• _GIVEN TASK_
Reproduce the records below in full and exactly, without their images.

** start **

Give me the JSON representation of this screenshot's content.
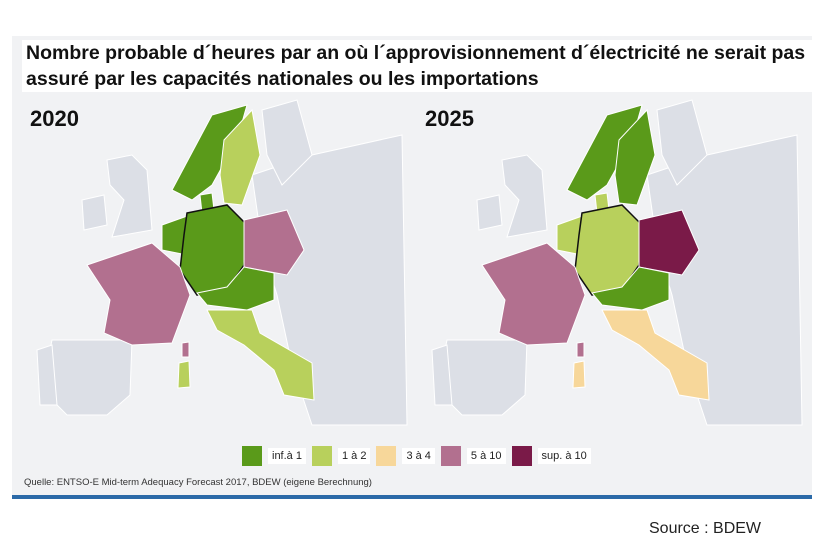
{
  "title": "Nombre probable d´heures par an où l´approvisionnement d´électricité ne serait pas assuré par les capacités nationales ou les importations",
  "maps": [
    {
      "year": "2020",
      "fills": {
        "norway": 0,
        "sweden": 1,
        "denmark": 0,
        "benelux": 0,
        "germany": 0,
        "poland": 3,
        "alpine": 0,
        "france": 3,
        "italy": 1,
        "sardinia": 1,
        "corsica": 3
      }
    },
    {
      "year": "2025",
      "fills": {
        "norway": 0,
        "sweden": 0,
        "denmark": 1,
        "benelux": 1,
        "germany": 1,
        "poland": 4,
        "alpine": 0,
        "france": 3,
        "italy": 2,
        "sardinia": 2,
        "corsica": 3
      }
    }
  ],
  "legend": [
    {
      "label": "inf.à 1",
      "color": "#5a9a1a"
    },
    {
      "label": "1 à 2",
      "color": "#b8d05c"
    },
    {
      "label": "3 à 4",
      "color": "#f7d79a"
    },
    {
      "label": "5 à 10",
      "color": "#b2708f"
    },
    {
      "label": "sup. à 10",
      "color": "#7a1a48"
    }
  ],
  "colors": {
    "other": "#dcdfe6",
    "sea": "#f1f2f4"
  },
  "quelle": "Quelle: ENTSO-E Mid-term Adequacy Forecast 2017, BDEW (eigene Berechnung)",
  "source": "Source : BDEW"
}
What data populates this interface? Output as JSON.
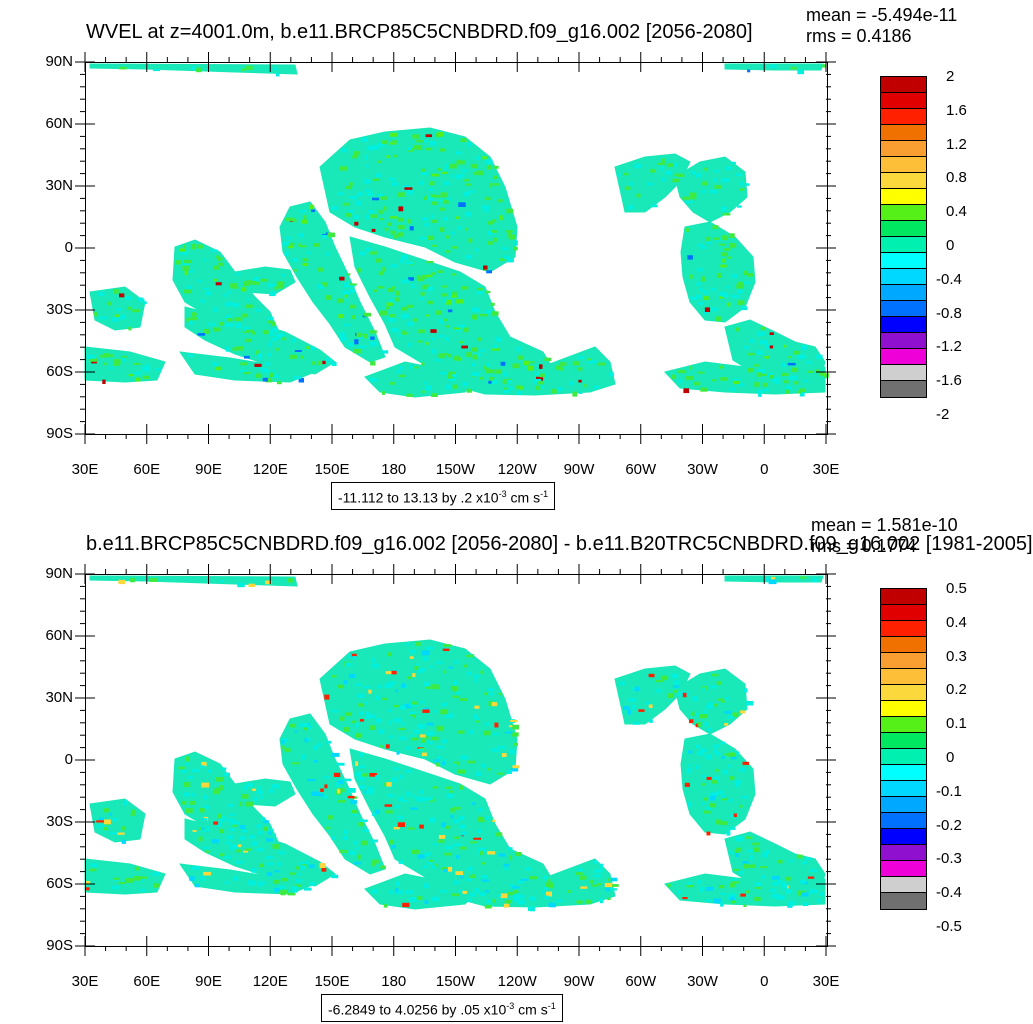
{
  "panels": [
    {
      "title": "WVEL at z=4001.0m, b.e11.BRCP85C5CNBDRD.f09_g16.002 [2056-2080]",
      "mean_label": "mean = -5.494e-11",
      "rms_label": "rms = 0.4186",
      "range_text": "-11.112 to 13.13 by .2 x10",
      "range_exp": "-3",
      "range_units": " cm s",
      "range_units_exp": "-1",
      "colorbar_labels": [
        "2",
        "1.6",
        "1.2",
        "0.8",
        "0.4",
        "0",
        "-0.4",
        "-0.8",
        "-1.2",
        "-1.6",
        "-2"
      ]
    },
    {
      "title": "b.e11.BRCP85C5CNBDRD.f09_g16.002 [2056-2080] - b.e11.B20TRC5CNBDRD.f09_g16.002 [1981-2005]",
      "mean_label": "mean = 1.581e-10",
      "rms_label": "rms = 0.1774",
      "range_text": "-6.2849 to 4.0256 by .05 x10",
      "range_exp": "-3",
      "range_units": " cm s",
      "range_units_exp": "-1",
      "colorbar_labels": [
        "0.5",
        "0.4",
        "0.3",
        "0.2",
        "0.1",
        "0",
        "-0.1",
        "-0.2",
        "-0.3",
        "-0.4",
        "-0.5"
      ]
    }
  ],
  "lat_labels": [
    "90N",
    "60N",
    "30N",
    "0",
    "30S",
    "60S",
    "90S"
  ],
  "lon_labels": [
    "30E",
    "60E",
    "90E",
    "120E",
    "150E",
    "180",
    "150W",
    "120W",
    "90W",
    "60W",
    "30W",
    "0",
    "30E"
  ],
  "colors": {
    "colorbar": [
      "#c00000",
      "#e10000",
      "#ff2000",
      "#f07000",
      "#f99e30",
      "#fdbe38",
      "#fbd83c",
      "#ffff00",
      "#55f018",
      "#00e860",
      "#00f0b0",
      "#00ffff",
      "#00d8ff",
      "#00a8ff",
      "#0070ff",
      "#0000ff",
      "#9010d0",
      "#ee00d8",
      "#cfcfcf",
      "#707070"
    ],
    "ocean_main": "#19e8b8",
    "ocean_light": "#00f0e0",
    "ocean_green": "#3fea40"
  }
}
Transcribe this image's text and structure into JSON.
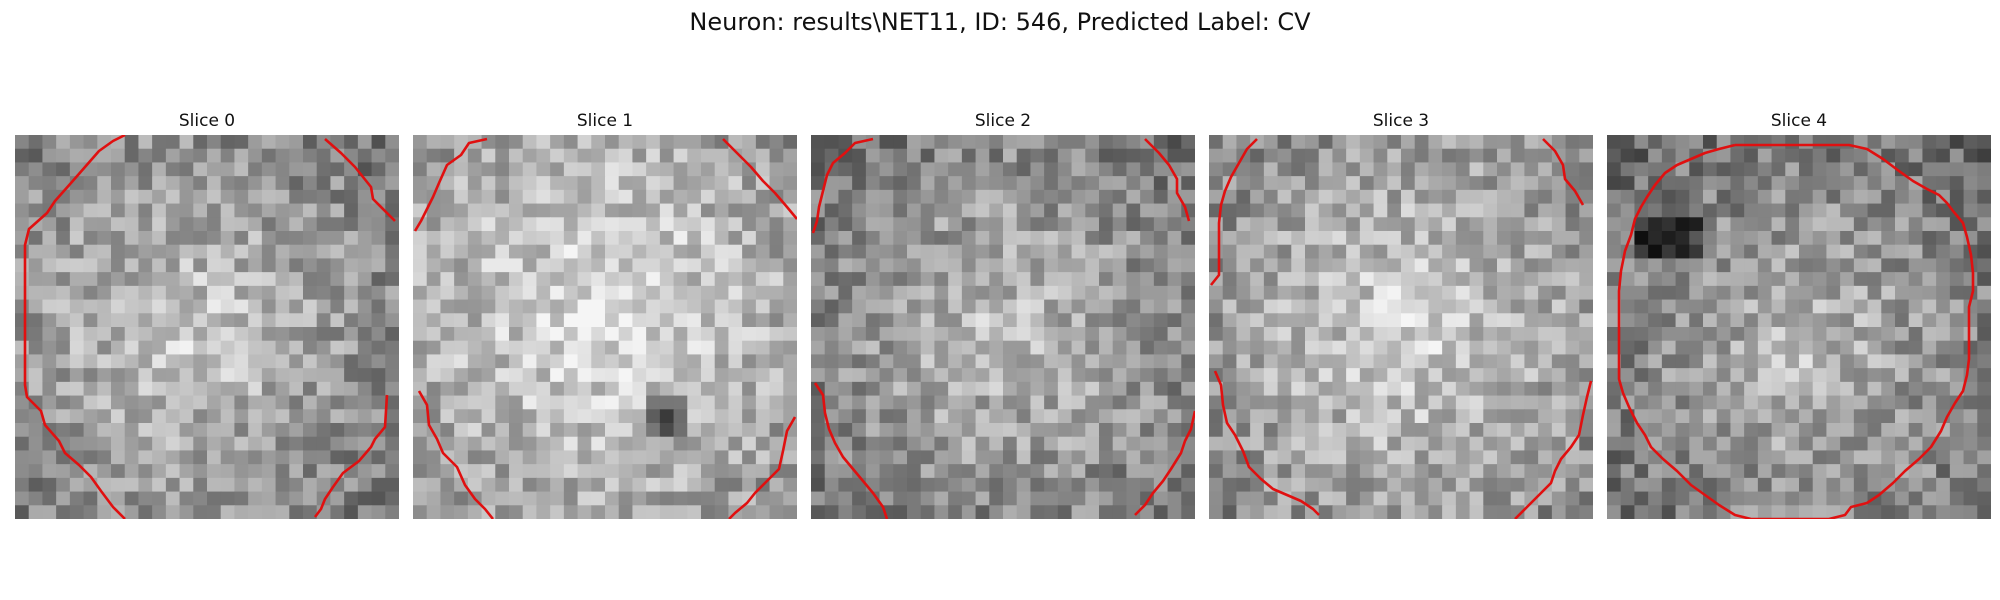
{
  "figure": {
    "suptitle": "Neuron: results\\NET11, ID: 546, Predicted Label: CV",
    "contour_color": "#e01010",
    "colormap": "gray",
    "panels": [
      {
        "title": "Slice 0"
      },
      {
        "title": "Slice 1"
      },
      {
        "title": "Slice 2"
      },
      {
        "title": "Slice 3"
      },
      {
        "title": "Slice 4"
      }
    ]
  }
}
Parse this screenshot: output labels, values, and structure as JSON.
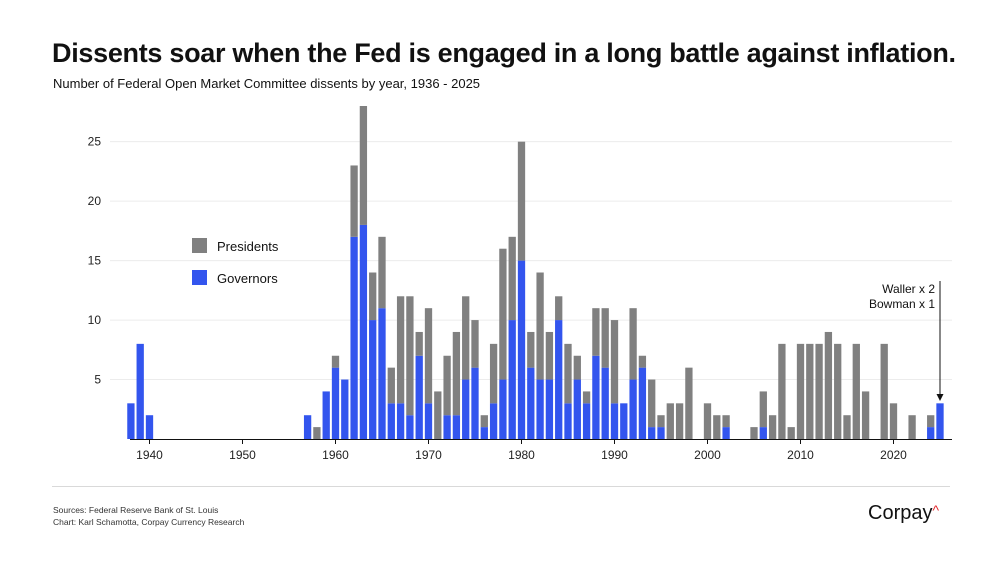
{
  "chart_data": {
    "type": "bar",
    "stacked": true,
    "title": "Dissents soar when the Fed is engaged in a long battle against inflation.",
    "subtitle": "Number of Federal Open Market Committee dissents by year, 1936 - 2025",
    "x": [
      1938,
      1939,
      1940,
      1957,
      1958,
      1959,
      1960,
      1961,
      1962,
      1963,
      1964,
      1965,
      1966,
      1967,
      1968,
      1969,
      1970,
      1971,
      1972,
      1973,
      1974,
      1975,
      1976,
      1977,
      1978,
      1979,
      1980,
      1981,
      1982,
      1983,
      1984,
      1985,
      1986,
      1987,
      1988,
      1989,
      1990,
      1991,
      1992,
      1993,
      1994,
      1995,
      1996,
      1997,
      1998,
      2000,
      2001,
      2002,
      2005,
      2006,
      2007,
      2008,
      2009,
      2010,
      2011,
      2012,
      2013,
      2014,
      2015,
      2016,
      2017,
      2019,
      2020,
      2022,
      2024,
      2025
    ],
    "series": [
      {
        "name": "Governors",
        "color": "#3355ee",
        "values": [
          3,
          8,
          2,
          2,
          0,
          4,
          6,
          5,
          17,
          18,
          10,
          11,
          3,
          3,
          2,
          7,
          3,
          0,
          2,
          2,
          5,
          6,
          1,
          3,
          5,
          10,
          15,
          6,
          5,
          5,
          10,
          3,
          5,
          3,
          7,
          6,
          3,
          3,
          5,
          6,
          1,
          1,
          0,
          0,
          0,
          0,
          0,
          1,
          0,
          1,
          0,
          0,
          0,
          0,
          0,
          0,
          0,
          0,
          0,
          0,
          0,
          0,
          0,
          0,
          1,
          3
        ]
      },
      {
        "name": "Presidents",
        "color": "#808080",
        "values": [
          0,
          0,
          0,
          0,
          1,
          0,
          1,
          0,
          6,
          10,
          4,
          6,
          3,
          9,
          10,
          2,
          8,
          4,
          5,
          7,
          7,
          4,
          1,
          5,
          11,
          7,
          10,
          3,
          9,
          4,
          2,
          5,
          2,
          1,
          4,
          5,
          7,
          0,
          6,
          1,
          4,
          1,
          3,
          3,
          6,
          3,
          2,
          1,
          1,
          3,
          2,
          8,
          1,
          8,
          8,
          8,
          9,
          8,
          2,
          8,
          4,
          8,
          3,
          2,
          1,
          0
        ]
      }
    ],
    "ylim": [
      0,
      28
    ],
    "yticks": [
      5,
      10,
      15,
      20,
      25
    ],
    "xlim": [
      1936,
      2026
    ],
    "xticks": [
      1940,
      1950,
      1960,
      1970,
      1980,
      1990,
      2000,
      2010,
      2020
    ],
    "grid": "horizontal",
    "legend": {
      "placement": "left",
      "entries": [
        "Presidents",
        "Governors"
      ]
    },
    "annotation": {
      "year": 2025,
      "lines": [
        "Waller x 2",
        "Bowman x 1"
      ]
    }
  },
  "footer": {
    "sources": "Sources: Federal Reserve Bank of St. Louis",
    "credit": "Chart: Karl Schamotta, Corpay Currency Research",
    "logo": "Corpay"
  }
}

** end **

• _PROBLEM SOLUTION_
Give me the JSON representation of this screenshot's content.
{
  "title": "Nombre probable d´heures par an où l´approvisionnement d´électricité ne serait pas assuré par les capacités nationales ou les importations",
  "maps": [
    {
      "year": "2020",
      "fills": {
        "norway": 0,
        "sweden": 1,
        "denmark": 0,
        "benelux": 0,
        "germany": 0,
        "poland": 3,
        "alpine": 0,
        "france": 3,
        "italy": 1,
        "sardinia": 1,
        "corsica": 3
      }
    },
    {
      "year": "2025",
      "fills": {
        "norway": 0,
        "sweden": 0,
        "denmark": 1,
        "benelux": 1,
        "germany": 1,
        "poland": 4,
        "alpine": 0,
        "france": 3,
        "italy": 2,
        "sardinia": 2,
        "corsica": 3
      }
    }
  ],
  "legend": [
    {
      "label": "inf.à 1",
      "color": "#5a9a1a"
    },
    {
      "label": "1 à 2",
      "color": "#b8d05c"
    },
    {
      "label": "3 à 4",
      "color": "#f7d79a"
    },
    {
      "label": "5 à 10",
      "color": "#b2708f"
    },
    {
      "label": "sup. à 10",
      "color": "#7a1a48"
    }
  ],
  "colors": {
    "other": "#dcdfe6",
    "sea": "#f1f2f4"
  },
  "quelle": "Quelle: ENTSO-E Mid-term Adequacy Forecast 2017, BDEW (eigene Berechnung)",
  "source": "Source : BDEW"
}
What data populates this interface? Output as JSON.
{
  "panels": [
    {
      "title": "WVEL at z=4001.0m, b.e11.BRCP85C5CNBDRD.f09_g16.002 [2056-2080]",
      "mean_label": "mean = -5.494e-11",
      "rms_label": "rms = 0.4186",
      "range_text": "-11.112 to 13.13 by .2 x10",
      "range_exp": "-3",
      "range_units": " cm s",
      "range_units_exp": "-1",
      "colorbar_labels": [
        "2",
        "1.6",
        "1.2",
        "0.8",
        "0.4",
        "0",
        "-0.4",
        "-0.8",
        "-1.2",
        "-1.6",
        "-2"
      ]
    },
    {
      "title": "b.e11.BRCP85C5CNBDRD.f09_g16.002 [2056-2080] - b.e11.B20TRC5CNBDRD.f09_g16.002 [1981-2005]",
      "mean_label": "mean = 1.581e-10",
      "rms_label": "rms = 0.1774",
      "range_text": "-6.2849 to 4.0256 by .05 x10",
      "range_exp": "-3",
      "range_units": " cm s",
      "range_units_exp": "-1",
      "colorbar_labels": [
        "0.5",
        "0.4",
        "0.3",
        "0.2",
        "0.1",
        "0",
        "-0.1",
        "-0.2",
        "-0.3",
        "-0.4",
        "-0.5"
      ]
    }
  ],
  "lat_labels": [
    "90N",
    "60N",
    "30N",
    "0",
    "30S",
    "60S",
    "90S"
  ],
  "lon_labels": [
    "30E",
    "60E",
    "90E",
    "120E",
    "150E",
    "180",
    "150W",
    "120W",
    "90W",
    "60W",
    "30W",
    "0",
    "30E"
  ],
  "colors": {
    "colorbar": [
      "#c00000",
      "#e10000",
      "#ff2000",
      "#f07000",
      "#f99e30",
      "#fdbe38",
      "#fbd83c",
      "#ffff00",
      "#55f018",
      "#00e860",
      "#00f0b0",
      "#00ffff",
      "#00d8ff",
      "#00a8ff",
      "#0070ff",
      "#0000ff",
      "#9010d0",
      "#ee00d8",
      "#cfcfcf",
      "#707070"
    ],
    "ocean_main": "#19e8b8",
    "ocean_light": "#00f0e0",
    "ocean_green": "#3fea40"
  }
}
Transcribe this image's text and structure into JSON.
{
  "figure": {
    "suptitle": "Neuron: results\\NET11, ID: 546, Predicted Label: CV",
    "contour_color": "#e01010",
    "colormap": "gray",
    "panels": [
      {
        "title": "Slice 0"
      },
      {
        "title": "Slice 1"
      },
      {
        "title": "Slice 2"
      },
      {
        "title": "Slice 3"
      },
      {
        "title": "Slice 4"
      }
    ]
  }
}
Parse this screenshot: output labels, values, and structure as JSON.
{
  "chart_data": {
    "type": "bar",
    "stacked": true,
    "title": "Dissents soar when the Fed is engaged in a long battle against inflation.",
    "subtitle": "Number of Federal Open Market Committee dissents by year, 1936 - 2025",
    "x": [
      1938,
      1939,
      1940,
      1957,
      1958,
      1959,
      1960,
      1961,
      1962,
      1963,
      1964,
      1965,
      1966,
      1967,
      1968,
      1969,
      1970,
      1971,
      1972,
      1973,
      1974,
      1975,
      1976,
      1977,
      1978,
      1979,
      1980,
      1981,
      1982,
      1983,
      1984,
      1985,
      1986,
      1987,
      1988,
      1989,
      1990,
      1991,
      1992,
      1993,
      1994,
      1995,
      1996,
      1997,
      1998,
      2000,
      2001,
      2002,
      2005,
      2006,
      2007,
      2008,
      2009,
      2010,
      2011,
      2012,
      2013,
      2014,
      2015,
      2016,
      2017,
      2019,
      2020,
      2022,
      2024,
      2025
    ],
    "series": [
      {
        "name": "Governors",
        "color": "#3355ee",
        "values": [
          3,
          8,
          2,
          2,
          0,
          4,
          6,
          5,
          17,
          18,
          10,
          11,
          3,
          3,
          2,
          7,
          3,
          0,
          2,
          2,
          5,
          6,
          1,
          3,
          5,
          10,
          15,
          6,
          5,
          5,
          10,
          3,
          5,
          3,
          7,
          6,
          3,
          3,
          5,
          6,
          1,
          1,
          0,
          0,
          0,
          0,
          0,
          1,
          0,
          1,
          0,
          0,
          0,
          0,
          0,
          0,
          0,
          0,
          0,
          0,
          0,
          0,
          0,
          0,
          1,
          3
        ]
      },
      {
        "name": "Presidents",
        "color": "#808080",
        "values": [
          0,
          0,
          0,
          0,
          1,
          0,
          1,
          0,
          6,
          10,
          4,
          6,
          3,
          9,
          10,
          2,
          8,
          4,
          5,
          7,
          7,
          4,
          1,
          5,
          11,
          7,
          10,
          3,
          9,
          4,
          2,
          5,
          2,
          1,
          4,
          5,
          7,
          0,
          6,
          1,
          4,
          1,
          3,
          3,
          6,
          3,
          2,
          1,
          1,
          3,
          2,
          8,
          1,
          8,
          8,
          8,
          9,
          8,
          2,
          8,
          4,
          8,
          3,
          2,
          1,
          0
        ]
      }
    ],
    "ylim": [
      0,
      28
    ],
    "yticks": [
      5,
      10,
      15,
      20,
      25
    ],
    "xlim": [
      1936,
      2026
    ],
    "xticks": [
      1940,
      1950,
      1960,
      1970,
      1980,
      1990,
      2000,
      2010,
      2020
    ],
    "grid": "horizontal",
    "legend": {
      "placement": "left",
      "entries": [
        "Presidents",
        "Governors"
      ]
    },
    "annotation": {
      "year": 2025,
      "lines": [
        "Waller x 2",
        "Bowman x 1"
      ]
    }
  },
  "footer": {
    "sources": "Sources: Federal Reserve Bank of St. Louis",
    "credit": "Chart: Karl Schamotta, Corpay Currency Research",
    "logo": "Corpay"
  }
}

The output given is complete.